Exercise objective: What follows is a listing. Return every line of it exactly.

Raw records
◇ ◇ ◇
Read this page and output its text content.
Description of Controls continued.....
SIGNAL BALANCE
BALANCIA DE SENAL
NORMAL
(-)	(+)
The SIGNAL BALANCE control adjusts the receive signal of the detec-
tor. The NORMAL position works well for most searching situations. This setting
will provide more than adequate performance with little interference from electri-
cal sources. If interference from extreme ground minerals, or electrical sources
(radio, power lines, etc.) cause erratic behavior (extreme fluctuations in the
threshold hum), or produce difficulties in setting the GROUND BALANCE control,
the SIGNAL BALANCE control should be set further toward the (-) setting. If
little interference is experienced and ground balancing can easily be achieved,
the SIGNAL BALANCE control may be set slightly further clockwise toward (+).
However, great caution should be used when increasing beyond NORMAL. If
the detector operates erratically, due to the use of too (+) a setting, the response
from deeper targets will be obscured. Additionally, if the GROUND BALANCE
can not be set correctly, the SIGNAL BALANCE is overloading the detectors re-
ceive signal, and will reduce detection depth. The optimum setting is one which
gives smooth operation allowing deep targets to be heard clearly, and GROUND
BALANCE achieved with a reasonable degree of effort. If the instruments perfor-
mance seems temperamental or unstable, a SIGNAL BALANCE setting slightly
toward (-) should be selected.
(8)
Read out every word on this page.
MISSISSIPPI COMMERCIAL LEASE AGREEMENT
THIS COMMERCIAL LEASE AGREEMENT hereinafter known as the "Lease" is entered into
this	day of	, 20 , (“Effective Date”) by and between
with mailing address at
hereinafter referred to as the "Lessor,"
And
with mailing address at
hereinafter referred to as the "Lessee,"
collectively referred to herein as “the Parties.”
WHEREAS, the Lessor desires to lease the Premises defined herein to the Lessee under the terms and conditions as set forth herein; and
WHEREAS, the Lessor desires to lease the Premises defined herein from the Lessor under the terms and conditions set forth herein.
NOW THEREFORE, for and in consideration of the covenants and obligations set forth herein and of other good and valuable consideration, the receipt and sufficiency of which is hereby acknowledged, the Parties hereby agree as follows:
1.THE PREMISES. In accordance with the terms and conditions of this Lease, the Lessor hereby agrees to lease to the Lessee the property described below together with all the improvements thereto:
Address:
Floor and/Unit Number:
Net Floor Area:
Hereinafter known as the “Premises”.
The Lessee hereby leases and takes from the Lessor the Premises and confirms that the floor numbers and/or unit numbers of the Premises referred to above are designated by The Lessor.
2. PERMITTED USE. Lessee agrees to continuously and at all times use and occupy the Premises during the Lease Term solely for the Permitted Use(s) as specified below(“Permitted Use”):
◇ ◇ ◇
Written response:
Read this page and output its text content.
Description of Controls continued.....
SIGNAL BALANCE
BALANCIA DE SENAL
NORMAL
(-)	(+)
The SIGNAL BALANCE control adjusts the receive signal of the detec-
tor. The NORMAL position works well for most searching situations. This setting
will provide more than adequate performance with little interference from electri-
cal sources. If interference from extreme ground minerals, or electrical sources
(radio, power lines, etc.) cause erratic behavior (extreme fluctuations in the
threshold hum), or produce difficulties in setting the GROUND BALANCE control,
the SIGNAL BALANCE control should be set further toward the (-) setting. If
little interference is experienced and ground balancing can easily be achieved,
the SIGNAL BALANCE control may be set slightly further clockwise toward (+).
However, great caution should be used when increasing beyond NORMAL. If
the detector operates erratically, due to the use of too (+) a setting, the response
from deeper targets will be obscured. Additionally, if the GROUND BALANCE
can not be set correctly, the SIGNAL BALANCE is overloading the detectors re-
ceive signal, and will reduce detection depth. The optimum setting is one which
gives smooth operation allowing deep targets to be heard clearly, and GROUND
BALANCE achieved with a reasonable degree of effort. If the instruments perfor-
mance seems temperamental or unstable, a SIGNAL BALANCE setting slightly
toward (-) should be selected.
(8)
Read out every word on this page.
MISSISSIPPI COMMERCIAL LEASE AGREEMENT
THIS COMMERCIAL LEASE AGREEMENT hereinafter known as the "Lease" is entered into
this	day of	, 20 , (“Effective Date”) by and between
with mailing address at
hereinafter referred to as the "Lessor,"
And
with mailing address at
hereinafter referred to as the "Lessee,"
collectively referred to herein as “the Parties.”
WHEREAS, the Lessor desires to lease the Premises defined herein to the Lessee under the terms and conditions as set forth herein; and
WHEREAS, the Lessor desires to lease the Premises defined herein from the Lessor under the terms and conditions set forth herein.
NOW THEREFORE, for and in consideration of the covenants and obligations set forth herein and of other good and valuable consideration, the receipt and sufficiency of which is hereby acknowledged, the Parties hereby agree as follows:
1.THE PREMISES. In accordance with the terms and conditions of this Lease, the Lessor hereby agrees to lease to the Lessee the property described below together with all the improvements thereto:
Address:
Floor and/Unit Number:
Net Floor Area:
Hereinafter known as the “Premises”.
The Lessee hereby leases and takes from the Lessor the Premises and confirms that the floor numbers and/or unit numbers of the Premises referred to above are designated by The Lessor.
2. PERMITTED USE. Lessee agrees to continuously and at all times use and occupy the Premises during the Lease Term solely for the Permitted Use(s) as specified below(“Permitted Use”):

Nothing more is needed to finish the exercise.